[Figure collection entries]
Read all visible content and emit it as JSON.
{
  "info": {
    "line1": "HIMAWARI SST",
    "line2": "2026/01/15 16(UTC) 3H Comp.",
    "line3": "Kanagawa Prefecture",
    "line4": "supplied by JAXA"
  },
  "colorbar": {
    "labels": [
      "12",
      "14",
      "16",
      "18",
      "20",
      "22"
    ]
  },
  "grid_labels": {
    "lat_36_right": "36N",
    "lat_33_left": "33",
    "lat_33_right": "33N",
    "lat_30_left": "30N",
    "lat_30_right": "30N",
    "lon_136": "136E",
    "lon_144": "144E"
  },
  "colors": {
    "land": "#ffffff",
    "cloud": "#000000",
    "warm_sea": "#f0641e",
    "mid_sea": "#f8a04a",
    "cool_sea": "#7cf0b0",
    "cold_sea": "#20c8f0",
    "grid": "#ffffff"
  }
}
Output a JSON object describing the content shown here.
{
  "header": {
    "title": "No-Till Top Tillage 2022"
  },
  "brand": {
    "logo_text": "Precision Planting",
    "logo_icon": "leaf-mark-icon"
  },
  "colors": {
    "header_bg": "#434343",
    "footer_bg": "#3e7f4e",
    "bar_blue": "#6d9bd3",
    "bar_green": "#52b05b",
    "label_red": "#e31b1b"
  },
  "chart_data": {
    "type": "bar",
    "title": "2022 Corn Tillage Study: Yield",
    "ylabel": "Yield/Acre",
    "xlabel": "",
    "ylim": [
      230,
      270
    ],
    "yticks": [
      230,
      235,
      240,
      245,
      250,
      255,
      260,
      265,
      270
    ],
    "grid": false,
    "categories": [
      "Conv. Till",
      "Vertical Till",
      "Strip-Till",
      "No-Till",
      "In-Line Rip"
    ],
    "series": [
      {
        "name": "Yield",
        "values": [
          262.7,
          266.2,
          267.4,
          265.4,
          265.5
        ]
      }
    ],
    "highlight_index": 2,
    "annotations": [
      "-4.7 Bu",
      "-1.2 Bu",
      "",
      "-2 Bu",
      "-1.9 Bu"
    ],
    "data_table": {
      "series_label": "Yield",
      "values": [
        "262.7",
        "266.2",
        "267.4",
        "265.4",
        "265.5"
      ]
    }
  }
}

## PROBLEM STATEMENT
Reproduce the full listing word for word.

## SOLUTION TO THIS EXERCISE
Read all visible content and emit it as JSON.
{
  "info": {
    "line1": "HIMAWARI SST",
    "line2": "2026/01/15 16(UTC) 3H Comp.",
    "line3": "Kanagawa Prefecture",
    "line4": "supplied by JAXA"
  },
  "colorbar": {
    "labels": [
      "12",
      "14",
      "16",
      "18",
      "20",
      "22"
    ]
  },
  "grid_labels": {
    "lat_36_right": "36N",
    "lat_33_left": "33",
    "lat_33_right": "33N",
    "lat_30_left": "30N",
    "lat_30_right": "30N",
    "lon_136": "136E",
    "lon_144": "144E"
  },
  "colors": {
    "land": "#ffffff",
    "cloud": "#000000",
    "warm_sea": "#f0641e",
    "mid_sea": "#f8a04a",
    "cool_sea": "#7cf0b0",
    "cold_sea": "#20c8f0",
    "grid": "#ffffff"
  }
}
Output a JSON object describing the content shown here.
{
  "header": {
    "title": "No-Till Top Tillage 2022"
  },
  "brand": {
    "logo_text": "Precision Planting",
    "logo_icon": "leaf-mark-icon"
  },
  "colors": {
    "header_bg": "#434343",
    "footer_bg": "#3e7f4e",
    "bar_blue": "#6d9bd3",
    "bar_green": "#52b05b",
    "label_red": "#e31b1b"
  },
  "chart_data": {
    "type": "bar",
    "title": "2022 Corn Tillage Study: Yield",
    "ylabel": "Yield/Acre",
    "xlabel": "",
    "ylim": [
      230,
      270
    ],
    "yticks": [
      230,
      235,
      240,
      245,
      250,
      255,
      260,
      265,
      270
    ],
    "grid": false,
    "categories": [
      "Conv. Till",
      "Vertical Till",
      "Strip-Till",
      "No-Till",
      "In-Line Rip"
    ],
    "series": [
      {
        "name": "Yield",
        "values": [
          262.7,
          266.2,
          267.4,
          265.4,
          265.5
        ]
      }
    ],
    "highlight_index": 2,
    "annotations": [
      "-4.7 Bu",
      "-1.2 Bu",
      "",
      "-2 Bu",
      "-1.9 Bu"
    ],
    "data_table": {
      "series_label": "Yield",
      "values": [
        "262.7",
        "266.2",
        "267.4",
        "265.4",
        "265.5"
      ]
    }
  }
}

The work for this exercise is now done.